→ **Work to be completed**:
Reproduce the listing below without any change.

→ **Records for the exercise**:
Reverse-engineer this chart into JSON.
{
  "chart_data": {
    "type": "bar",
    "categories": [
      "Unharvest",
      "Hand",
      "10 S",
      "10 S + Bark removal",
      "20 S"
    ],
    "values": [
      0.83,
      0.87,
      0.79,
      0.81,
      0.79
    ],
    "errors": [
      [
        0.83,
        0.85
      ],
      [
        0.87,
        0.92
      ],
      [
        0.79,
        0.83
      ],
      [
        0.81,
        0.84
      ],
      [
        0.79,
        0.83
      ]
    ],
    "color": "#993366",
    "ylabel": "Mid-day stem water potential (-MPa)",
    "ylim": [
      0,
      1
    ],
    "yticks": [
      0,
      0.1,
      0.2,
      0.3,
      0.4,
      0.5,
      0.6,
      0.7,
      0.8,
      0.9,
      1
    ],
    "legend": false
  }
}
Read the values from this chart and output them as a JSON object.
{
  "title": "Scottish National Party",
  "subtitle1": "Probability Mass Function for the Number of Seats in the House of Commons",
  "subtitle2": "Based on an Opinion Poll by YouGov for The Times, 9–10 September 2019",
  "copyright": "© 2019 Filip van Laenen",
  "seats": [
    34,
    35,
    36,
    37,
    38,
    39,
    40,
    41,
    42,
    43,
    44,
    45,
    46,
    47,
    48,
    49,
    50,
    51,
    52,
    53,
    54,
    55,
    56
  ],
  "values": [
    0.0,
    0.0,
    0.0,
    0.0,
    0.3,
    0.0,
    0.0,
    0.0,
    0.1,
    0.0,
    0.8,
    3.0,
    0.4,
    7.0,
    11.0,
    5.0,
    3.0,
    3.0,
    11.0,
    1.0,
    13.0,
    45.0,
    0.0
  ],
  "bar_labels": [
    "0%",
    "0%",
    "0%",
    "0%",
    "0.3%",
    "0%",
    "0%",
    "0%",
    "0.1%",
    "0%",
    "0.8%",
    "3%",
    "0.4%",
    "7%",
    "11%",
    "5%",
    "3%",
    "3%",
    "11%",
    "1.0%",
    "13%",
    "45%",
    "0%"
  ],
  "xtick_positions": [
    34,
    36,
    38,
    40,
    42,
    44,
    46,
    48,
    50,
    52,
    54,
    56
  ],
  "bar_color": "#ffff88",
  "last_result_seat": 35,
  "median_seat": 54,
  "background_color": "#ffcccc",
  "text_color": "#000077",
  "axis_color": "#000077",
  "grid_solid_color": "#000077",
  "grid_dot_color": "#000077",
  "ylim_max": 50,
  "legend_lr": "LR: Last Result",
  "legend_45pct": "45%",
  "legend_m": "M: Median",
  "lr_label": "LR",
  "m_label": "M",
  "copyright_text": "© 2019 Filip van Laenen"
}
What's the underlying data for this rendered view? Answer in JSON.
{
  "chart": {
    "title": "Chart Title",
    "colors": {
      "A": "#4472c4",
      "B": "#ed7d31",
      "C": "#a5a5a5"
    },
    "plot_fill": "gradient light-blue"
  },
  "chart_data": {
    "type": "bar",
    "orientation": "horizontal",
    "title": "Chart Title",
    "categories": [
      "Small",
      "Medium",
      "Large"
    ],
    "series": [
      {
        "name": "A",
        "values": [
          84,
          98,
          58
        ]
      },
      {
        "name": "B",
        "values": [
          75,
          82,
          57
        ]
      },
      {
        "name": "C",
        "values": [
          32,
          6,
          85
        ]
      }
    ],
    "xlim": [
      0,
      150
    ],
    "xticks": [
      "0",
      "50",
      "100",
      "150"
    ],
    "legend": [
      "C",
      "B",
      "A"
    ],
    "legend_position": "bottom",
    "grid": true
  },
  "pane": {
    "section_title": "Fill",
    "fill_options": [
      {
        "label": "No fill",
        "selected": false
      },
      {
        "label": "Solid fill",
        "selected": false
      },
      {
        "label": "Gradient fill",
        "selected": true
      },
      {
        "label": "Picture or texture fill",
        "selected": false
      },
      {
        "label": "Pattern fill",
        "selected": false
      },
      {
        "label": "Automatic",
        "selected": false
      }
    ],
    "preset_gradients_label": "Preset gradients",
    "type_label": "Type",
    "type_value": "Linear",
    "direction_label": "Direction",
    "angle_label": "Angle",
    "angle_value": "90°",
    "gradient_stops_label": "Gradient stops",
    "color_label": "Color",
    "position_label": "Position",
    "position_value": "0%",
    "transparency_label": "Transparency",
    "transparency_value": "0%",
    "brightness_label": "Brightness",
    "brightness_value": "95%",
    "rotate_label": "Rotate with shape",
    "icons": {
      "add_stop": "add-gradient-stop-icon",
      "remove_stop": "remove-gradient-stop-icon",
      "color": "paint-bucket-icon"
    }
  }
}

→ **Full response**:
Reverse-engineer this chart into JSON.
{
  "chart_data": {
    "type": "bar",
    "categories": [
      "Unharvest",
      "Hand",
      "10 S",
      "10 S + Bark removal",
      "20 S"
    ],
    "values": [
      0.83,
      0.87,
      0.79,
      0.81,
      0.79
    ],
    "errors": [
      [
        0.83,
        0.85
      ],
      [
        0.87,
        0.92
      ],
      [
        0.79,
        0.83
      ],
      [
        0.81,
        0.84
      ],
      [
        0.79,
        0.83
      ]
    ],
    "color": "#993366",
    "ylabel": "Mid-day stem water potential (-MPa)",
    "ylim": [
      0,
      1
    ],
    "yticks": [
      0,
      0.1,
      0.2,
      0.3,
      0.4,
      0.5,
      0.6,
      0.7,
      0.8,
      0.9,
      1
    ],
    "legend": false
  }
}
Read the values from this chart and output them as a JSON object.
{
  "title": "Scottish National Party",
  "subtitle1": "Probability Mass Function for the Number of Seats in the House of Commons",
  "subtitle2": "Based on an Opinion Poll by YouGov for The Times, 9–10 September 2019",
  "copyright": "© 2019 Filip van Laenen",
  "seats": [
    34,
    35,
    36,
    37,
    38,
    39,
    40,
    41,
    42,
    43,
    44,
    45,
    46,
    47,
    48,
    49,
    50,
    51,
    52,
    53,
    54,
    55,
    56
  ],
  "values": [
    0.0,
    0.0,
    0.0,
    0.0,
    0.3,
    0.0,
    0.0,
    0.0,
    0.1,
    0.0,
    0.8,
    3.0,
    0.4,
    7.0,
    11.0,
    5.0,
    3.0,
    3.0,
    11.0,
    1.0,
    13.0,
    45.0,
    0.0
  ],
  "bar_labels": [
    "0%",
    "0%",
    "0%",
    "0%",
    "0.3%",
    "0%",
    "0%",
    "0%",
    "0.1%",
    "0%",
    "0.8%",
    "3%",
    "0.4%",
    "7%",
    "11%",
    "5%",
    "3%",
    "3%",
    "11%",
    "1.0%",
    "13%",
    "45%",
    "0%"
  ],
  "xtick_positions": [
    34,
    36,
    38,
    40,
    42,
    44,
    46,
    48,
    50,
    52,
    54,
    56
  ],
  "bar_color": "#ffff88",
  "last_result_seat": 35,
  "median_seat": 54,
  "background_color": "#ffcccc",
  "text_color": "#000077",
  "axis_color": "#000077",
  "grid_solid_color": "#000077",
  "grid_dot_color": "#000077",
  "ylim_max": 50,
  "legend_lr": "LR: Last Result",
  "legend_45pct": "45%",
  "legend_m": "M: Median",
  "lr_label": "LR",
  "m_label": "M",
  "copyright_text": "© 2019 Filip van Laenen"
}
What's the underlying data for this rendered view? Answer in JSON.
{
  "chart": {
    "title": "Chart Title",
    "colors": {
      "A": "#4472c4",
      "B": "#ed7d31",
      "C": "#a5a5a5"
    },
    "plot_fill": "gradient light-blue"
  },
  "chart_data": {
    "type": "bar",
    "orientation": "horizontal",
    "title": "Chart Title",
    "categories": [
      "Small",
      "Medium",
      "Large"
    ],
    "series": [
      {
        "name": "A",
        "values": [
          84,
          98,
          58
        ]
      },
      {
        "name": "B",
        "values": [
          75,
          82,
          57
        ]
      },
      {
        "name": "C",
        "values": [
          32,
          6,
          85
        ]
      }
    ],
    "xlim": [
      0,
      150
    ],
    "xticks": [
      "0",
      "50",
      "100",
      "150"
    ],
    "legend": [
      "C",
      "B",
      "A"
    ],
    "legend_position": "bottom",
    "grid": true
  },
  "pane": {
    "section_title": "Fill",
    "fill_options": [
      {
        "label": "No fill",
        "selected": false
      },
      {
        "label": "Solid fill",
        "selected": false
      },
      {
        "label": "Gradient fill",
        "selected": true
      },
      {
        "label": "Picture or texture fill",
        "selected": false
      },
      {
        "label": "Pattern fill",
        "selected": false
      },
      {
        "label": "Automatic",
        "selected": false
      }
    ],
    "preset_gradients_label": "Preset gradients",
    "type_label": "Type",
    "type_value": "Linear",
    "direction_label": "Direction",
    "angle_label": "Angle",
    "angle_value": "90°",
    "gradient_stops_label": "Gradient stops",
    "color_label": "Color",
    "position_label": "Position",
    "position_value": "0%",
    "transparency_label": "Transparency",
    "transparency_value": "0%",
    "brightness_label": "Brightness",
    "brightness_value": "95%",
    "rotate_label": "Rotate with shape",
    "icons": {
      "add_stop": "add-gradient-stop-icon",
      "remove_stop": "remove-gradient-stop-icon",
      "color": "paint-bucket-icon"
    }
  }
}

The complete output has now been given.